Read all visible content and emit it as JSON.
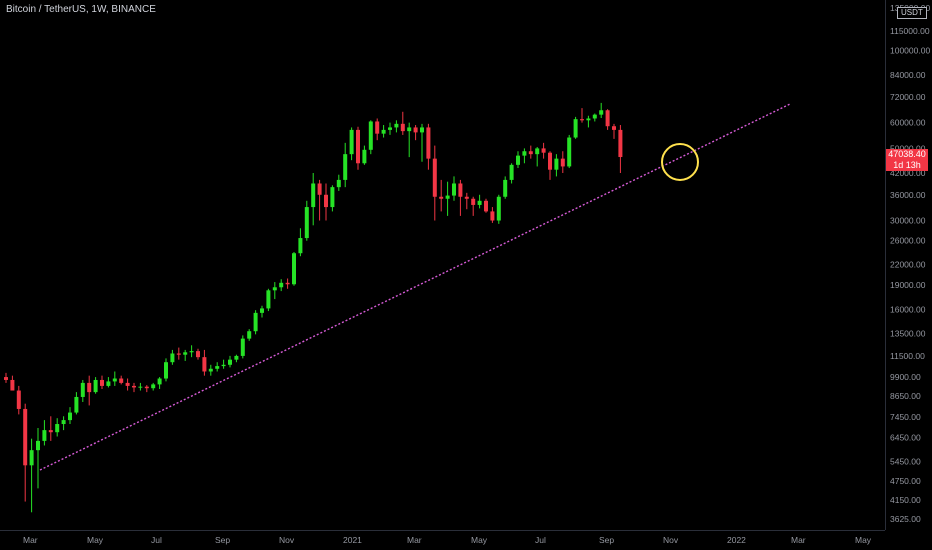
{
  "header": {
    "symbol": "Bitcoin / TetherUS, 1W, BINANCE"
  },
  "price_scale": {
    "currency": "USDT",
    "last_price": "47038.40",
    "countdown": "1d 13h"
  },
  "colors": {
    "up": "#26e326",
    "down": "#f23645",
    "trendline": "#d65bd6",
    "highlight_circle": "#ffe14d",
    "axis_text": "#9598a1",
    "background": "#000000"
  },
  "chart_data": {
    "type": "candlestick",
    "title": "Bitcoin / TetherUS, 1W, BINANCE",
    "y_scale": "log",
    "ylim": [
      3400,
      140000
    ],
    "yticks": [
      "135000.00",
      "115000.00",
      "100000.00",
      "84000.00",
      "72000.00",
      "60000.00",
      "50000.00",
      "42000.00",
      "36000.00",
      "30000.00",
      "26000.00",
      "22000.00",
      "19000.00",
      "16000.00",
      "13500.00",
      "11500.00",
      "9900.00",
      "8650.00",
      "7450.00",
      "6450.00",
      "5450.00",
      "4750.00",
      "4150.00",
      "3625.00"
    ],
    "x_ticks": [
      "Mar",
      "May",
      "Jul",
      "Sep",
      "Nov",
      "2021",
      "Mar",
      "May",
      "Jul",
      "Sep",
      "Nov",
      "2022",
      "Mar",
      "May"
    ],
    "candles": [
      {
        "o": 9900,
        "h": 10200,
        "l": 9500,
        "c": 9700
      },
      {
        "o": 9700,
        "h": 10000,
        "l": 9100,
        "c": 9000
      },
      {
        "o": 9000,
        "h": 9300,
        "l": 7600,
        "c": 7900
      },
      {
        "o": 7900,
        "h": 8200,
        "l": 4100,
        "c": 5300
      },
      {
        "o": 5300,
        "h": 6400,
        "l": 3800,
        "c": 5900
      },
      {
        "o": 5900,
        "h": 6900,
        "l": 4500,
        "c": 6300
      },
      {
        "o": 6300,
        "h": 7300,
        "l": 6100,
        "c": 6800
      },
      {
        "o": 6800,
        "h": 7500,
        "l": 6300,
        "c": 6700
      },
      {
        "o": 6700,
        "h": 7400,
        "l": 6500,
        "c": 7100
      },
      {
        "o": 7100,
        "h": 7500,
        "l": 6800,
        "c": 7300
      },
      {
        "o": 7300,
        "h": 8000,
        "l": 7100,
        "c": 7700
      },
      {
        "o": 7700,
        "h": 8900,
        "l": 7600,
        "c": 8600
      },
      {
        "o": 8600,
        "h": 9700,
        "l": 8300,
        "c": 9500
      },
      {
        "o": 9500,
        "h": 10000,
        "l": 8100,
        "c": 8900
      },
      {
        "o": 8900,
        "h": 9900,
        "l": 8800,
        "c": 9700
      },
      {
        "o": 9700,
        "h": 10000,
        "l": 9100,
        "c": 9300
      },
      {
        "o": 9300,
        "h": 9900,
        "l": 9200,
        "c": 9600
      },
      {
        "o": 9600,
        "h": 10300,
        "l": 9300,
        "c": 9800
      },
      {
        "o": 9800,
        "h": 10000,
        "l": 9400,
        "c": 9500
      },
      {
        "o": 9500,
        "h": 9800,
        "l": 9000,
        "c": 9300
      },
      {
        "o": 9300,
        "h": 9500,
        "l": 8900,
        "c": 9200
      },
      {
        "o": 9200,
        "h": 9500,
        "l": 9000,
        "c": 9250
      },
      {
        "o": 9250,
        "h": 9350,
        "l": 8900,
        "c": 9150
      },
      {
        "o": 9150,
        "h": 9500,
        "l": 9000,
        "c": 9400
      },
      {
        "o": 9400,
        "h": 9900,
        "l": 9100,
        "c": 9800
      },
      {
        "o": 9800,
        "h": 11300,
        "l": 9600,
        "c": 11000
      },
      {
        "o": 11000,
        "h": 12000,
        "l": 10800,
        "c": 11700
      },
      {
        "o": 11700,
        "h": 12200,
        "l": 11200,
        "c": 11600
      },
      {
        "o": 11600,
        "h": 12000,
        "l": 11100,
        "c": 11800
      },
      {
        "o": 11800,
        "h": 12400,
        "l": 11400,
        "c": 11900
      },
      {
        "o": 11900,
        "h": 12100,
        "l": 11200,
        "c": 11400
      },
      {
        "o": 11400,
        "h": 12000,
        "l": 10000,
        "c": 10300
      },
      {
        "o": 10300,
        "h": 10800,
        "l": 10000,
        "c": 10500
      },
      {
        "o": 10500,
        "h": 11000,
        "l": 10300,
        "c": 10700
      },
      {
        "o": 10700,
        "h": 11200,
        "l": 10500,
        "c": 10800
      },
      {
        "o": 10800,
        "h": 11500,
        "l": 10600,
        "c": 11200
      },
      {
        "o": 11200,
        "h": 11600,
        "l": 11000,
        "c": 11500
      },
      {
        "o": 11500,
        "h": 13300,
        "l": 11300,
        "c": 13000
      },
      {
        "o": 13000,
        "h": 13900,
        "l": 12800,
        "c": 13700
      },
      {
        "o": 13700,
        "h": 15900,
        "l": 13400,
        "c": 15600
      },
      {
        "o": 15600,
        "h": 16400,
        "l": 15100,
        "c": 16100
      },
      {
        "o": 16100,
        "h": 18500,
        "l": 15800,
        "c": 18300
      },
      {
        "o": 18300,
        "h": 19400,
        "l": 17200,
        "c": 18700
      },
      {
        "o": 18700,
        "h": 19800,
        "l": 18200,
        "c": 19300
      },
      {
        "o": 19300,
        "h": 19900,
        "l": 18500,
        "c": 19100
      },
      {
        "o": 19100,
        "h": 24000,
        "l": 18900,
        "c": 23800
      },
      {
        "o": 23800,
        "h": 28400,
        "l": 23300,
        "c": 26500
      },
      {
        "o": 26500,
        "h": 34500,
        "l": 26000,
        "c": 33000
      },
      {
        "o": 33000,
        "h": 42000,
        "l": 29000,
        "c": 39000
      },
      {
        "o": 39000,
        "h": 40000,
        "l": 30000,
        "c": 36000
      },
      {
        "o": 36000,
        "h": 39000,
        "l": 30000,
        "c": 33000
      },
      {
        "o": 33000,
        "h": 38500,
        "l": 32000,
        "c": 38000
      },
      {
        "o": 38000,
        "h": 41500,
        "l": 37000,
        "c": 40000
      },
      {
        "o": 40000,
        "h": 52000,
        "l": 38000,
        "c": 48000
      },
      {
        "o": 48000,
        "h": 58000,
        "l": 46000,
        "c": 57000
      },
      {
        "o": 57000,
        "h": 58300,
        "l": 43000,
        "c": 45000
      },
      {
        "o": 45000,
        "h": 51000,
        "l": 44500,
        "c": 49500
      },
      {
        "o": 49500,
        "h": 61000,
        "l": 48000,
        "c": 60500
      },
      {
        "o": 60500,
        "h": 61800,
        "l": 53000,
        "c": 55500
      },
      {
        "o": 55500,
        "h": 59000,
        "l": 54000,
        "c": 57000
      },
      {
        "o": 57000,
        "h": 60000,
        "l": 55000,
        "c": 58000
      },
      {
        "o": 58000,
        "h": 61000,
        "l": 56000,
        "c": 59500
      },
      {
        "o": 59500,
        "h": 64800,
        "l": 55000,
        "c": 56500
      },
      {
        "o": 56500,
        "h": 60000,
        "l": 47000,
        "c": 58000
      },
      {
        "o": 58000,
        "h": 59000,
        "l": 53000,
        "c": 56000
      },
      {
        "o": 56000,
        "h": 59500,
        "l": 45500,
        "c": 58000
      },
      {
        "o": 58000,
        "h": 59500,
        "l": 43000,
        "c": 46500
      },
      {
        "o": 46500,
        "h": 51000,
        "l": 30000,
        "c": 35500
      },
      {
        "o": 35500,
        "h": 40000,
        "l": 32000,
        "c": 35000
      },
      {
        "o": 35000,
        "h": 39500,
        "l": 31000,
        "c": 35800
      },
      {
        "o": 35800,
        "h": 41000,
        "l": 34500,
        "c": 39000
      },
      {
        "o": 39000,
        "h": 40000,
        "l": 31000,
        "c": 35500
      },
      {
        "o": 35500,
        "h": 36500,
        "l": 32500,
        "c": 35000
      },
      {
        "o": 35000,
        "h": 35500,
        "l": 31000,
        "c": 33500
      },
      {
        "o": 33500,
        "h": 36000,
        "l": 32700,
        "c": 34500
      },
      {
        "o": 34500,
        "h": 35000,
        "l": 31700,
        "c": 32000
      },
      {
        "o": 32000,
        "h": 33000,
        "l": 29500,
        "c": 30000
      },
      {
        "o": 30000,
        "h": 36000,
        "l": 29300,
        "c": 35500
      },
      {
        "o": 35500,
        "h": 41000,
        "l": 35000,
        "c": 40000
      },
      {
        "o": 40000,
        "h": 45000,
        "l": 39000,
        "c": 44500
      },
      {
        "o": 44500,
        "h": 49000,
        "l": 43500,
        "c": 47500
      },
      {
        "o": 47500,
        "h": 50000,
        "l": 45000,
        "c": 49000
      },
      {
        "o": 49000,
        "h": 51000,
        "l": 46500,
        "c": 48000
      },
      {
        "o": 48000,
        "h": 50500,
        "l": 44000,
        "c": 50000
      },
      {
        "o": 50000,
        "h": 52000,
        "l": 46500,
        "c": 48500
      },
      {
        "o": 48500,
        "h": 49000,
        "l": 40000,
        "c": 43000
      },
      {
        "o": 43000,
        "h": 48000,
        "l": 41000,
        "c": 46500
      },
      {
        "o": 46500,
        "h": 49000,
        "l": 42000,
        "c": 44000
      },
      {
        "o": 44000,
        "h": 55000,
        "l": 43500,
        "c": 54000
      },
      {
        "o": 54000,
        "h": 62500,
        "l": 53500,
        "c": 61500
      },
      {
        "o": 61500,
        "h": 66500,
        "l": 60000,
        "c": 61000
      },
      {
        "o": 61000,
        "h": 63000,
        "l": 58000,
        "c": 61800
      },
      {
        "o": 61800,
        "h": 64000,
        "l": 60500,
        "c": 63500
      },
      {
        "o": 63500,
        "h": 69000,
        "l": 62000,
        "c": 65500
      },
      {
        "o": 65500,
        "h": 66000,
        "l": 57000,
        "c": 58500
      },
      {
        "o": 58500,
        "h": 59500,
        "l": 53500,
        "c": 57000
      },
      {
        "o": 57000,
        "h": 59000,
        "l": 42000,
        "c": 47038.4
      }
    ]
  }
}
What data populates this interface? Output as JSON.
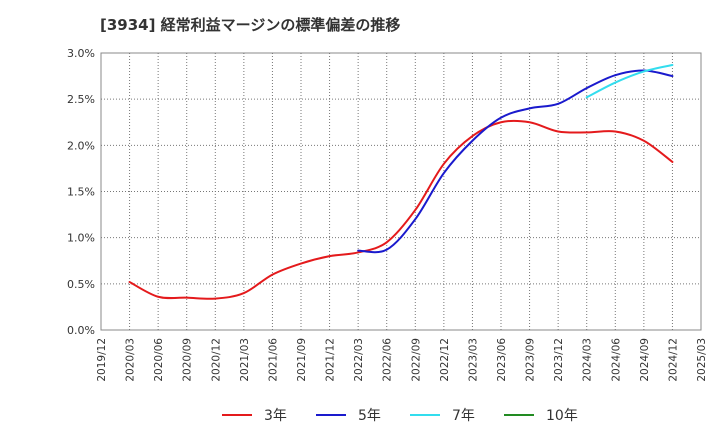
{
  "chart_data": {
    "type": "line",
    "title": "[3934]  経常利益マージンの標準偏差の推移",
    "y_ticks": [
      "0.0%",
      "0.5%",
      "1.0%",
      "1.5%",
      "2.0%",
      "2.5%",
      "3.0%"
    ],
    "x_ticks": [
      "2019/12",
      "2020/03",
      "2020/06",
      "2020/09",
      "2020/12",
      "2021/03",
      "2021/06",
      "2021/09",
      "2021/12",
      "2022/03",
      "2022/06",
      "2022/09",
      "2022/12",
      "2023/03",
      "2023/06",
      "2023/09",
      "2023/12",
      "2024/03",
      "2024/06",
      "2024/09",
      "2024/12",
      "2025/03"
    ],
    "ylim": [
      0,
      3.0
    ],
    "y_unit": "%",
    "grid": true,
    "legend_position": "bottom",
    "series": [
      {
        "name": "3年",
        "color": "#e41a1c",
        "points": [
          [
            "2020/03",
            0.52
          ],
          [
            "2020/06",
            0.36
          ],
          [
            "2020/09",
            0.35
          ],
          [
            "2020/12",
            0.34
          ],
          [
            "2021/03",
            0.4
          ],
          [
            "2021/06",
            0.6
          ],
          [
            "2021/09",
            0.72
          ],
          [
            "2021/12",
            0.8
          ],
          [
            "2022/03",
            0.84
          ],
          [
            "2022/06",
            0.95
          ],
          [
            "2022/09",
            1.3
          ],
          [
            "2022/12",
            1.8
          ],
          [
            "2023/03",
            2.1
          ],
          [
            "2023/06",
            2.25
          ],
          [
            "2023/09",
            2.25
          ],
          [
            "2023/12",
            2.15
          ],
          [
            "2024/03",
            2.14
          ],
          [
            "2024/06",
            2.15
          ],
          [
            "2024/09",
            2.05
          ],
          [
            "2024/12",
            1.82
          ]
        ]
      },
      {
        "name": "5年",
        "color": "#1a1acd",
        "points": [
          [
            "2022/03",
            0.86
          ],
          [
            "2022/06",
            0.87
          ],
          [
            "2022/09",
            1.2
          ],
          [
            "2022/12",
            1.7
          ],
          [
            "2023/03",
            2.05
          ],
          [
            "2023/06",
            2.3
          ],
          [
            "2023/09",
            2.4
          ],
          [
            "2023/12",
            2.45
          ],
          [
            "2024/03",
            2.62
          ],
          [
            "2024/06",
            2.76
          ],
          [
            "2024/09",
            2.81
          ],
          [
            "2024/12",
            2.75
          ]
        ]
      },
      {
        "name": "7年",
        "color": "#33ddee",
        "points": [
          [
            "2024/03",
            2.52
          ],
          [
            "2024/06",
            2.68
          ],
          [
            "2024/09",
            2.8
          ],
          [
            "2024/12",
            2.87
          ]
        ]
      },
      {
        "name": "10年",
        "color": "#228b22",
        "points": []
      }
    ]
  }
}
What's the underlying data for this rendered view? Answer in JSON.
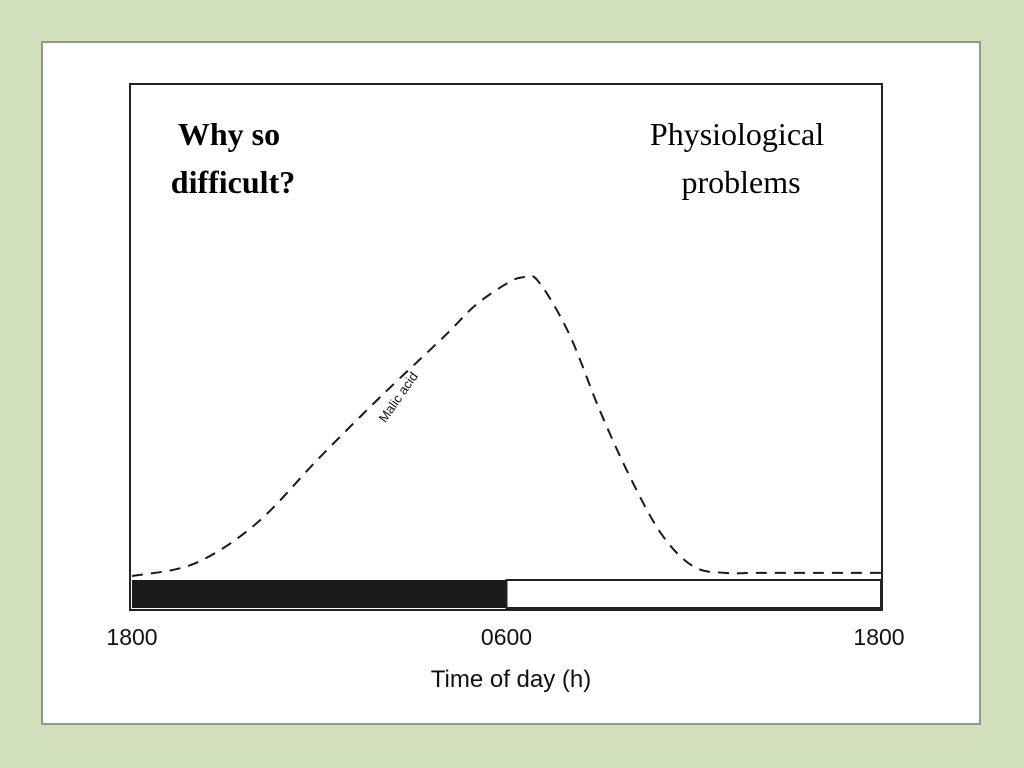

## Exercise task
From the entries above, return each line with the word "title" in it.

## Answer to this task
    "title": "Bitcoin / TetherUS, 1W, BINANCE",
    "title": "[3934]  経常利益マージンの標準偏差の推移",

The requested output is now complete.